### [DOCUMENT]
Maximum Likelihood Method

About

Maximum Likelihood Method estimates parameters by maximizing the probability of observing the given data, assuming a specific probability distribution for the process.

Core Concept

The likelihood function $L(\theta |Y_1,\dots ,Y_n)$ is the joint probability density viewed as a function of parameters $\theta$, with data fixed.

$L(\theta )=f(Y_1,Y_2,\dots ,Y_n|\theta )$

The maximum likelihood estimator (MLE) is:

$\hat{\theta }=\arg {\max }_{\theta }L(\theta )$

Usually, maximize $\log L(\theta )$ for computational convenience.

Advantages

• Uses all information in the data (not just moments)
• Asymptotically efficient (lowest variance)
• Consistent and asymptotically normal
• Works well for large samples

Limitations

• Requires specification of full distributional form
• Computationally intensive for complex models

Example: AR(1) Model

Assume white noise $e_t\sim \text{NIID}(0,{\sigma }_e^2)$.

Recall for $X\sim N(0,{\sigma }_e^2)$, the pdf is:

$$f(X)=\frac{1}{\sqrt{2\pi {\sigma }^2}}\exp \left(-\frac{x^2}{2{\sigma }^2}\right)$$

Step 1: Joint Density of Errors

The AR(1) errors are white noise: $e_t\sim \text{NIID}(0,{\sigma }_e^2)$ for $t=2,3,\dots ,n$. Since they are independent and identically distributed, the joint density equals the product of individual densities.

### [WHAT NEEDS TO BE DONE]
Rewrite the passage of the maximum likelihood page that begins at the words "Maximum Likelihood Method estimates" and stops after "for the process.", swapping "parameters" for "coefficients".

### [COLLECTED DATA]
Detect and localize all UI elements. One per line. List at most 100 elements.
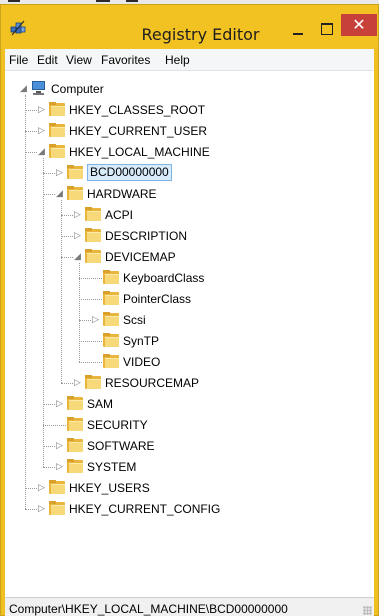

### [TASK ANSWER]
Maximum Likelihood Method estimates coefficients by maximizing the probability of observing the given data, assuming a specific probability distribution for the process.